Fragmento citado
-----
Desde que soy pequeña, la imagen de las mujeres trans ejerciendo la prostitución ha acompañado la identidad que creí que teníamos “este tipo” de mujeres. Existe una expectativa sexual: aquello de que nuestra identidad consiste en una performatividad de género casi exclusiva de la cama, en lugar de una verdadera identidad como mujer. Y aquello de que “nuestras hormonas” nos llevan a ello, que somos fogosas, alocadas, escandalosas, extravagantes y con un glamour de plástico y silicona parece que es una idea que sigue marcando precisamente las expectativas que se construyen en las relaciones con nosotras.
Cuando mis amigas solteras me comentan qué tal van sus citas y me cuentan que ideológicamente no tienen mucho en común, que uno busca formar una familia y la otra no o que han quedado para ir a algún museo pero no hay buen feeling, se corrobora aquello que ronda mis pensamientos: para una mujer trans no parece existir una imagen de familia, de afecto, de cariño, o un proyecto de vida. Entre mis amigas está la broma de que seré la “tía guay”, la enrollada, e incluso cuando voy a una fiesta parece estar sobre mí la responsabilidad de entretener al grupo. Pero a mí, la pregunta de si pienso casarme o si pienso formar una familia nunca me ha caído. Es como si mi identidad como mujer fuera una identidad reservada a la fiesta, al sexo y a un futuro de soledad.
-----
Datos de comprensión de documentos
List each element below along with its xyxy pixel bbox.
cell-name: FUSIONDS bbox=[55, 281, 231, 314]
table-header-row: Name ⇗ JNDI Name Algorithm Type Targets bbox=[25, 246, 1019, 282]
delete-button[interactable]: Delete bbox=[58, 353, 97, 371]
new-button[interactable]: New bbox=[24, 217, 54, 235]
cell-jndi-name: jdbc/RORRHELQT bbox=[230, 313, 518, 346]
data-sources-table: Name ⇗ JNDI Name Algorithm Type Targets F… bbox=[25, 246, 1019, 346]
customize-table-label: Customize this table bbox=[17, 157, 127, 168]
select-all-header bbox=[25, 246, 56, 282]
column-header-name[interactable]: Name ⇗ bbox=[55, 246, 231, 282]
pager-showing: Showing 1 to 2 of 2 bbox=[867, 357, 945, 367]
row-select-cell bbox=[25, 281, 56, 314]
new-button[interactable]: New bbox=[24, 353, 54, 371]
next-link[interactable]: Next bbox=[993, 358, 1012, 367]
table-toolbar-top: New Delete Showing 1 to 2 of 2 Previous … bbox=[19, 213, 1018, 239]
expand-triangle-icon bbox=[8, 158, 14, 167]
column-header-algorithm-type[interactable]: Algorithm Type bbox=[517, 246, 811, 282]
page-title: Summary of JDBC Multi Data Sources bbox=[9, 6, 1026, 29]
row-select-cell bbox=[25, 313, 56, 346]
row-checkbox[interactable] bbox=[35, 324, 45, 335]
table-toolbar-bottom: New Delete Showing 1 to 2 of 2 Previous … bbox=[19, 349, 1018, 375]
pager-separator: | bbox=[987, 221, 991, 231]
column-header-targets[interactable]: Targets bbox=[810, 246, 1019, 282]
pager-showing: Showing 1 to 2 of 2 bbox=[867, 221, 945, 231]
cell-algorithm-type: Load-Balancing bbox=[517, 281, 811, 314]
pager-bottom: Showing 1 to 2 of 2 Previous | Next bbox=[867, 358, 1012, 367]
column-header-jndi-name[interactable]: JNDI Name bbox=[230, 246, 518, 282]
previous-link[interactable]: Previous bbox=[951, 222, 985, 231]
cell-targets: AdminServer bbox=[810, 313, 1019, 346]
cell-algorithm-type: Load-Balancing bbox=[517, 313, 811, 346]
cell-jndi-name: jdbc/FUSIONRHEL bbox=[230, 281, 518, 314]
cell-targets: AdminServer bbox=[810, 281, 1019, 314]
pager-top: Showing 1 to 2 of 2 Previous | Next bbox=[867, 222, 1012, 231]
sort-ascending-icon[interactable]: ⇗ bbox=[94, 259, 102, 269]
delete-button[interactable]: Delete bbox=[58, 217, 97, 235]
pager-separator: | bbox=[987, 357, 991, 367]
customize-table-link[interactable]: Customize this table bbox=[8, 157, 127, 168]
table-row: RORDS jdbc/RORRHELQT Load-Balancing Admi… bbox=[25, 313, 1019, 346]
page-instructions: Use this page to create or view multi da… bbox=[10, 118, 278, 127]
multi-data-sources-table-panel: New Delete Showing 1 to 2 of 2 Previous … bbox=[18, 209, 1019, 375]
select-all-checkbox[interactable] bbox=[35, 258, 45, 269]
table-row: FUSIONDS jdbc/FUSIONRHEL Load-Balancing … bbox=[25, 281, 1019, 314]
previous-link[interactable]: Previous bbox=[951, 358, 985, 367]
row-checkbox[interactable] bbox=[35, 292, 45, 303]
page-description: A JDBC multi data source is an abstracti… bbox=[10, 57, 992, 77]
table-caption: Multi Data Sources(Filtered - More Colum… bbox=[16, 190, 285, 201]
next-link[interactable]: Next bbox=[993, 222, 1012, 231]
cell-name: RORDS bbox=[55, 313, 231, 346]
-----
Consigna
Extrae del fragmento el pasaje que empieza en las palabras "Desde que soy" y termina después de "relaciones con nosotras.", sin cambiar nada. Para responder, usa solo el fragmento y no el listado.

Tu solución
Desde que soy pequeña, la imagen de las mujeres trans ejerciendo la prostitución ha acompañado la identidad que creí que teníamos “este tipo” de mujeres. Existe una expectativa sexual: aquello de que nuestra identidad consiste en una performatividad de género casi exclusiva de la cama, en lugar de una verdadera identidad como mujer. Y aquello de que “nuestras hormonas” nos llevan a ello, que somos fogosas, alocadas, escandalosas, extravagantes y con un glamour de plástico y silicona parece que es una idea que sigue marcando precisamente las expectativas que se construyen en las relaciones con nosotras.